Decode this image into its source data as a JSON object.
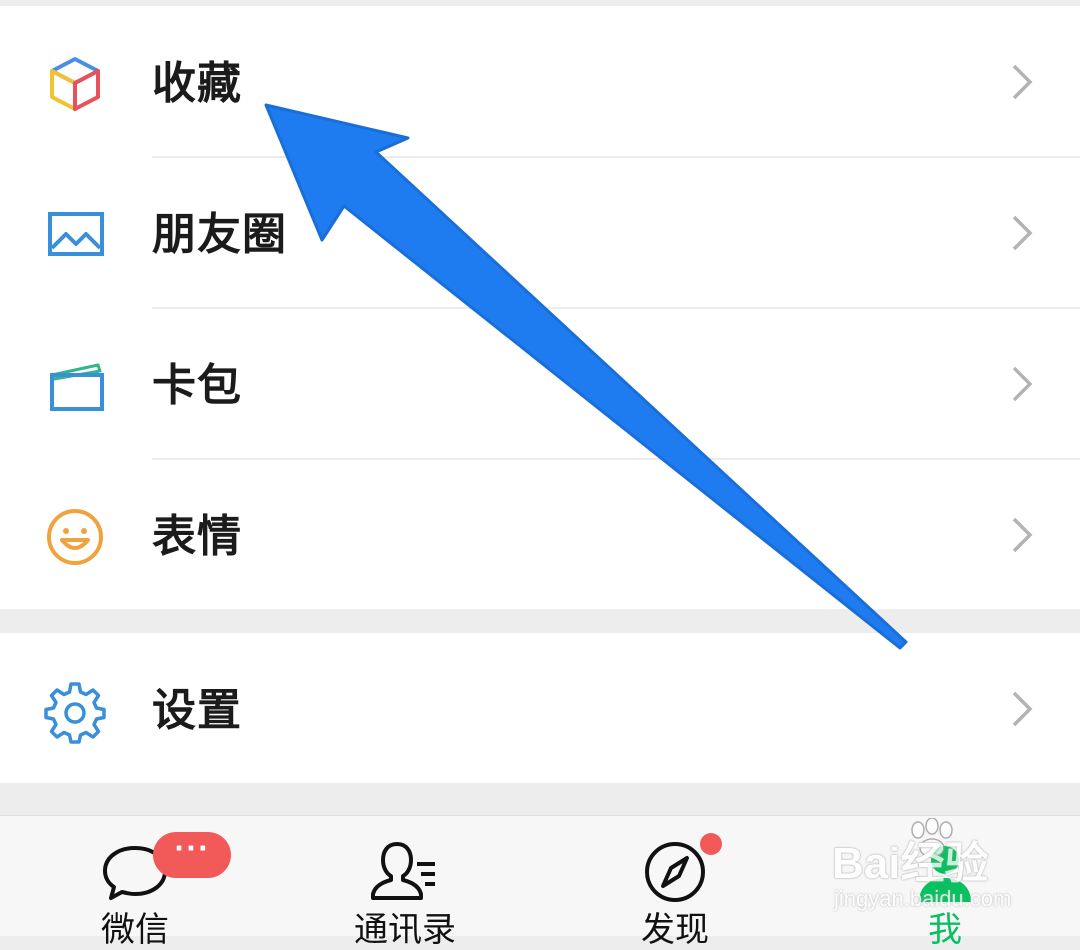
{
  "menu_groups": [
    {
      "items": [
        {
          "label": "收藏",
          "icon": "favorites-cube-icon"
        },
        {
          "label": "朋友圈",
          "icon": "moments-picture-icon"
        },
        {
          "label": "卡包",
          "icon": "card-wallet-icon"
        },
        {
          "label": "表情",
          "icon": "sticker-smiley-icon"
        }
      ]
    },
    {
      "items": [
        {
          "label": "设置",
          "icon": "settings-gear-icon"
        }
      ]
    }
  ],
  "tabbar": {
    "tabs": [
      {
        "label": "微信",
        "icon": "chat-bubble-icon",
        "active": false
      },
      {
        "label": "通讯录",
        "icon": "contacts-icon",
        "active": false
      },
      {
        "label": "发现",
        "icon": "discover-compass-icon",
        "active": false
      },
      {
        "label": "我",
        "icon": "me-person-icon",
        "active": true
      }
    ],
    "chat_badge": "···",
    "discover_badge": "dot"
  },
  "watermark": {
    "brand": "Bai经验",
    "url": "jingyan.baidu.com"
  },
  "colors": {
    "page_background": "#ededed",
    "row_background": "#ffffff",
    "active_tab": "#07c160",
    "badge": "#f25a5a",
    "annotation_arrow": "#1f7bf0"
  }
}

===

▸ DIRECTIVE
Identify and copy all lines with the word "label".

▸ COMPLETE RESPONSE
          "label": "收藏",
          "label": "朋友圈",
          "label": "卡包",
          "label": "表情",
          "label": "设置",
        "label": "微信",
        "label": "通讯录",
        "label": "发现",
        "label": "我",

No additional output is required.